© 2000 The Independent Fact Group
Impossible Visor Scenario
(An excerpt from the full report)
"The load needed to overcome the strengths of the bow visor attachments is thus sensitive to the shape of the visor, which has not been investigated"
"The many uncertainties involved make detailed calculations of this development meaningless"
Subject: Impossible visor scenario Type: Statement By: The Independent Fact Group Status: Proved Date: 2000-01-01 Version: Report excerpt - English
The Fact Group's aims and objectives:
The Independent Fact Group was formed in early 1999 to clear up the many question marks about the MS Estonia disaster, in a structured and methodical manner. There has been considerable speculation concerning the efforts of the Joint Accident Investigation Commission (JAIC) and the political, legal and media treatment of the accident and its tragic consequences.
The aim is to give those in authority an opportunity, based on the facts of the case, to decide to review this matter, with a view to further action. Our efforts also enable the media and the general public to decide on the basis of the objective information which is available concerning the accident, and the conclusions to be drawn from a technical and civic perspective.
The overall objective is the setting up of a new investigation of the accident which can describe the course of the accident in detail, and its causes, with subsequent assessment of the moral and legal responsibilities, where this is feasible.
We are motivated by the belief that a properly conducted investigation will contribute to maritime safety and by our concern for Sweden's reputation as a nation which upholds safety at sea and the rule of law.
In the course of this task, we have assumed that the solution of a problem is never better than the validity of the basic assumptions. As a result, we have stipulated some methodological principles, of which the following are the most fundamental:
1.All scenarios must be considered to be true until the contrary is proved.
2.All observations, assumptions or statements on which a scenario is based must be considered false until the contrary is proved.
We have defined a number of criteria for concluding that an observation, assumption or statement may be considered to be true or false, and processes and routines for the route to be taken in clarifying an observation, assumption or statement. These criteria involve technical, empirical, statistical and/or semantic requirements which, if they are relevant must all be met if the observation, assumption or statement is to be classified as an objective fact.
The materials we have worked with are primarily the documents, audio recordings and films in the Swedish Accident Investigation Commission's Estonia archive, together with supplementary information from other public sources and, in addition documentation from the Meyer shipyard and its independent commission.
Table of Contents *
General visor description and arrangements
Definitions of forces
Forces on the visor according to JAIC - The visor broke loose
The Fact Group graphic analysis of forces on the visor
Failure sequence of bow visor and ramp
Investigated cutting scenario
The Fact Group calculations, cutting through the deck beam
New picture evidence
Pictures of the hydraulic actuator lugs
The Fact Group conclusion - pictures showing the visor scenario
The Fact Group conclusion - text
* Highlighted bold contents in this excerpt.
Summary (page 3)
In this report, the Independent Fact Group shows that JAIC's scenario regarding the loss of the visor, described in the final report was impossible.

_ _ _ _ _ _ _

* TASK TO COMPLETE: Quote the stretch of the visor report excerpt from "The overall objective" through "true until the contrary is proved.". The rows come from a separate source unrelated to this report.

* DATASET ENTRIES:
_ _ _ _ _ _ _

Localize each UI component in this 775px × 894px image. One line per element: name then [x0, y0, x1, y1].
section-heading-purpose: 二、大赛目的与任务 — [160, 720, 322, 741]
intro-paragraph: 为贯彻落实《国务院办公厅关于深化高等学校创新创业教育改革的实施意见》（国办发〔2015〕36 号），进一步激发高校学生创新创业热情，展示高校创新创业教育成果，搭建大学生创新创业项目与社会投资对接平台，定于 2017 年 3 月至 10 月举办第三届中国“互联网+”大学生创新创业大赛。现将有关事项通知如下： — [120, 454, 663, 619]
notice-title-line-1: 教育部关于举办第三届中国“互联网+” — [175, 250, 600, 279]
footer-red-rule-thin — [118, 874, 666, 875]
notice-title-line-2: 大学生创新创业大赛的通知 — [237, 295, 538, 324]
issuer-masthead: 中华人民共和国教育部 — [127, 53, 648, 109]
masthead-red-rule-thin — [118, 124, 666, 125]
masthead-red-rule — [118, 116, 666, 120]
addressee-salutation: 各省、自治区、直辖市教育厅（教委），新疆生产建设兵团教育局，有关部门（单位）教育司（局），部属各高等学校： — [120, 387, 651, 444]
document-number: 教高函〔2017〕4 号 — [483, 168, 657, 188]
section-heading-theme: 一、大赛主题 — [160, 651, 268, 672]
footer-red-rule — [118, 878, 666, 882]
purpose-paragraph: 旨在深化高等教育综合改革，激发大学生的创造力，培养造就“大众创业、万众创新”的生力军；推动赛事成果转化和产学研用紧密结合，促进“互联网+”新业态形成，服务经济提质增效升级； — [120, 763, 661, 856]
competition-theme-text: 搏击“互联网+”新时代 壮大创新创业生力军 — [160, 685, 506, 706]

_ _ _ _ _ _ _

* WRITTEN ANSWER:
The overall objective is the setting up of a new investigation of the accident which can describe the course of the accident in detail, and its causes, with subsequent assessment of the moral and legal responsibilities, where this is feasible.
We are motivated by the belief that a properly conducted investigation will contribute to maritime safety and by our concern for Sweden's reputation as a nation which upholds safety at sea and the rule of law.
In the course of this task, we have assumed that the solution of a problem is never better than the validity of the basic assumptions. As a result, we have stipulated some methodological principles, of which the following are the most fundamental:
1.All scenarios must be considered to be true until the contrary is proved.